Begin

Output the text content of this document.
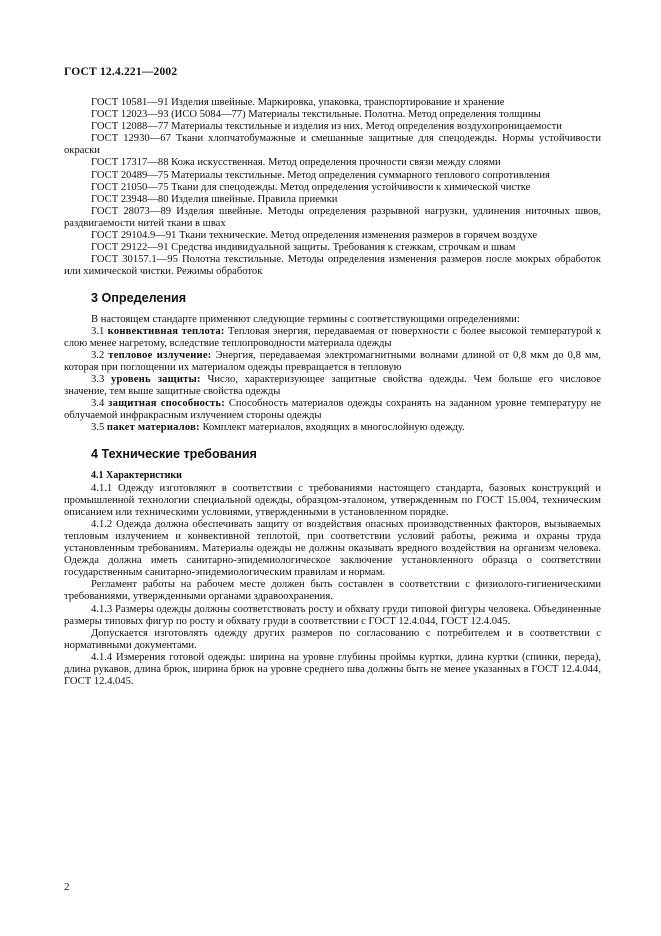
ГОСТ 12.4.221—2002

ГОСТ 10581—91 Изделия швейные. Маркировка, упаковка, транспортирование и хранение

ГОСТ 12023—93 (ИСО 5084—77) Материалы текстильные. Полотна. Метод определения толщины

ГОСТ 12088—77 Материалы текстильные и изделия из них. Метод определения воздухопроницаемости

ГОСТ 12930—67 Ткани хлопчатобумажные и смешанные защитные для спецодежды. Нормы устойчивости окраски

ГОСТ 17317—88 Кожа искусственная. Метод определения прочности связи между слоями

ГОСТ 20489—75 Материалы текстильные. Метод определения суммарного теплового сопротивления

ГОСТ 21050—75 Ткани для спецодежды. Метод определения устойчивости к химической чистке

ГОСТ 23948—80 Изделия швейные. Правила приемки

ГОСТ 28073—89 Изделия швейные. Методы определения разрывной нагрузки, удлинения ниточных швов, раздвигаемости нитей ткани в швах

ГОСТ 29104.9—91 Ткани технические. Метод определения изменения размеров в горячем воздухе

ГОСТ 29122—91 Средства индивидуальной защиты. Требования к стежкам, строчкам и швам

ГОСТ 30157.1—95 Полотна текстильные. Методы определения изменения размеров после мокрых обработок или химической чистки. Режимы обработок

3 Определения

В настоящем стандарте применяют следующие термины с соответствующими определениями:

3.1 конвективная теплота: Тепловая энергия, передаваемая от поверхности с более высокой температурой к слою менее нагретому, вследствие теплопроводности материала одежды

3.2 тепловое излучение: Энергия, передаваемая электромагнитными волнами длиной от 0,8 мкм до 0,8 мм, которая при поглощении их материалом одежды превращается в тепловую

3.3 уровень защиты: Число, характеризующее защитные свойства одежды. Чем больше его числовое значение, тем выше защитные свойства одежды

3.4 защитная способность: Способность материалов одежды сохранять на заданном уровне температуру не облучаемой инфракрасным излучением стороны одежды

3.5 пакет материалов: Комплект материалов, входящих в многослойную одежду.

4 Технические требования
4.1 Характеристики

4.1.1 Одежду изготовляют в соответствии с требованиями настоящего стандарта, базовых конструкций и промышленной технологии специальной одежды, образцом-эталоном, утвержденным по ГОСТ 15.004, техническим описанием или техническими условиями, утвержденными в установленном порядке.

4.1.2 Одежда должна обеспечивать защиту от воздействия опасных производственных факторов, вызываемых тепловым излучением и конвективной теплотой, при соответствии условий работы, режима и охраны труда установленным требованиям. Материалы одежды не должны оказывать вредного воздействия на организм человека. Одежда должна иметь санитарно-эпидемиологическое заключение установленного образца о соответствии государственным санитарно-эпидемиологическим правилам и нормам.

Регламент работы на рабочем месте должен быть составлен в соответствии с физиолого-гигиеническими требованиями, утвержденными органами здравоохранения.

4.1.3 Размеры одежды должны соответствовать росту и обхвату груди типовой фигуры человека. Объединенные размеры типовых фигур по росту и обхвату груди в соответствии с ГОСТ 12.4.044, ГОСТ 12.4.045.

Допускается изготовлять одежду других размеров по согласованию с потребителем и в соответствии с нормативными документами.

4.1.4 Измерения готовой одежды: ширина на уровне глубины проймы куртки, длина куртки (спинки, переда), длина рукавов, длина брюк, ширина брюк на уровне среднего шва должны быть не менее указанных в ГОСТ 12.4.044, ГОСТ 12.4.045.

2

End

Reproduce the material above in full, exactly, with no images.

--- Exercise answer ---
Output the text content of this document.
ГОСТ 12.4.221—2002

ГОСТ 10581—91 Изделия швейные. Маркировка, упаковка, транспортирование и хранение

ГОСТ 12023—93 (ИСО 5084—77) Материалы текстильные. Полотна. Метод определения толщины

ГОСТ 12088—77 Материалы текстильные и изделия из них. Метод определения воздухопроницаемости

ГОСТ 12930—67 Ткани хлопчатобумажные и смешанные защитные для спецодежды. Нормы устойчивости окраски

ГОСТ 17317—88 Кожа искусственная. Метод определения прочности связи между слоями

ГОСТ 20489—75 Материалы текстильные. Метод определения суммарного теплового сопротивления

ГОСТ 21050—75 Ткани для спецодежды. Метод определения устойчивости к химической чистке

ГОСТ 23948—80 Изделия швейные. Правила приемки

ГОСТ 28073—89 Изделия швейные. Методы определения разрывной нагрузки, удлинения ниточных швов, раздвигаемости нитей ткани в швах

ГОСТ 29104.9—91 Ткани технические. Метод определения изменения размеров в горячем воздухе

ГОСТ 29122—91 Средства индивидуальной защиты. Требования к стежкам, строчкам и швам

ГОСТ 30157.1—95 Полотна текстильные. Методы определения изменения размеров после мокрых обработок или химической чистки. Режимы обработок

3 Определения

В настоящем стандарте применяют следующие термины с соответствующими определениями:

3.1 конвективная теплота: Тепловая энергия, передаваемая от поверхности с более высокой температурой к слою менее нагретому, вследствие теплопроводности материала одежды

3.2 тепловое излучение: Энергия, передаваемая электромагнитными волнами длиной от 0,8 мкм до 0,8 мм, которая при поглощении их материалом одежды превращается в тепловую

3.3 уровень защиты: Число, характеризующее защитные свойства одежды. Чем больше его числовое значение, тем выше защитные свойства одежды

3.4 защитная способность: Способность материалов одежды сохранять на заданном уровне температуру не облучаемой инфракрасным излучением стороны одежды

3.5 пакет материалов: Комплект материалов, входящих в многослойную одежду.

4 Технические требования
4.1 Характеристики

4.1.1 Одежду изготовляют в соответствии с требованиями настоящего стандарта, базовых конструкций и промышленной технологии специальной одежды, образцом-эталоном, утвержденным по ГОСТ 15.004, техническим описанием или техническими условиями, утвержденными в установленном порядке.

4.1.2 Одежда должна обеспечивать защиту от воздействия опасных производственных факторов, вызываемых тепловым излучением и конвективной теплотой, при соответствии условий работы, режима и охраны труда установленным требованиям. Материалы одежды не должны оказывать вредного воздействия на организм человека. Одежда должна иметь санитарно-эпидемиологическое заключение установленного образца о соответствии государственным санитарно-эпидемиологическим правилам и нормам.

Регламент работы на рабочем месте должен быть составлен в соответствии с физиолого-гигиеническими требованиями, утвержденными органами здравоохранения.

4.1.3 Размеры одежды должны соответствовать росту и обхвату груди типовой фигуры человека. Объединенные размеры типовых фигур по росту и обхвату груди в соответствии с ГОСТ 12.4.044, ГОСТ 12.4.045.

Допускается изготовлять одежду других размеров по согласованию с потребителем и в соответствии с нормативными документами.

4.1.4 Измерения готовой одежды: ширина на уровне глубины проймы куртки, длина куртки (спинки, переда), длина рукавов, длина брюк, ширина брюк на уровне среднего шва должны быть не менее указанных в ГОСТ 12.4.044, ГОСТ 12.4.045.

2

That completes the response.